Data excerpts
----
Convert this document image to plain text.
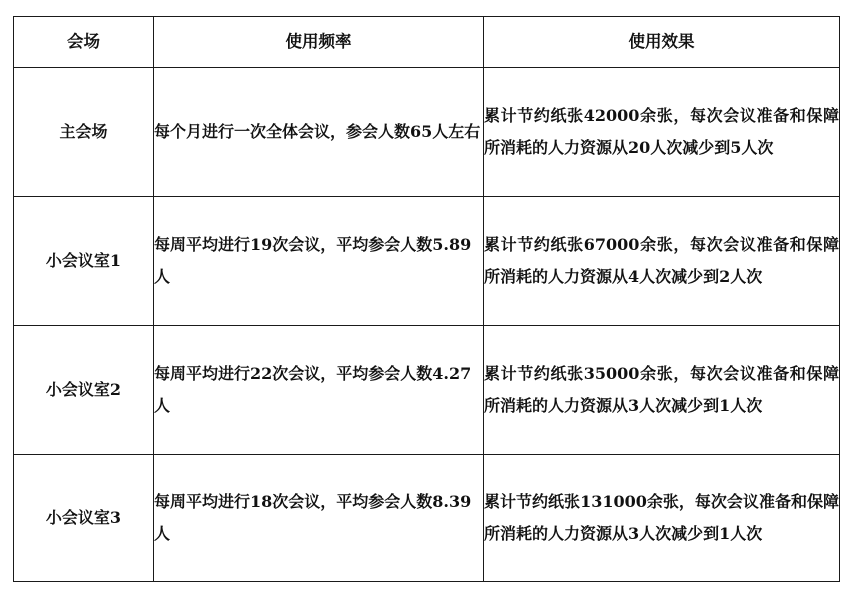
会场	使用频率	使用效果
主会场	每个月进行一次全体会议，参会人数65人左右	累计节约纸张42000余张，每次会议准备和保障所消耗的人力资源从20人次减少到5人次
小会议室1	每周平均进行19次会议，平均参会人数5.89人	累计节约纸张67000余张，每次会议准备和保障所消耗的人力资源从4人次减少到2人次
小会议室2	每周平均进行22次会议，平均参会人数4.27人	累计节约纸张35000余张，每次会议准备和保障所消耗的人力资源从3人次减少到1人次
小会议室3	每周平均进行18次会议，平均参会人数8.39人	累计节约纸张131000余张，每次会议准备和保障所消耗的人力资源从3人次减少到1人次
----
_WORK TO BE COMPLETED_
Give back the entries verbatim. Do not include any picture.

_RESULT FOR THIS EXERCISE_
Convert this document image to plain text.
会场	使用频率	使用效果
主会场	每个月进行一次全体会议，参会人数65人左右	累计节约纸张42000余张，每次会议准备和保障所消耗的人力资源从20人次减少到5人次
小会议室1	每周平均进行19次会议，平均参会人数5.89人	累计节约纸张67000余张，每次会议准备和保障所消耗的人力资源从4人次减少到2人次
小会议室2	每周平均进行22次会议，平均参会人数4.27人	累计节约纸张35000余张，每次会议准备和保障所消耗的人力资源从3人次减少到1人次
小会议室3	每周平均进行18次会议，平均参会人数8.39人	累计节约纸张131000余张，每次会议准备和保障所消耗的人力资源从3人次减少到1人次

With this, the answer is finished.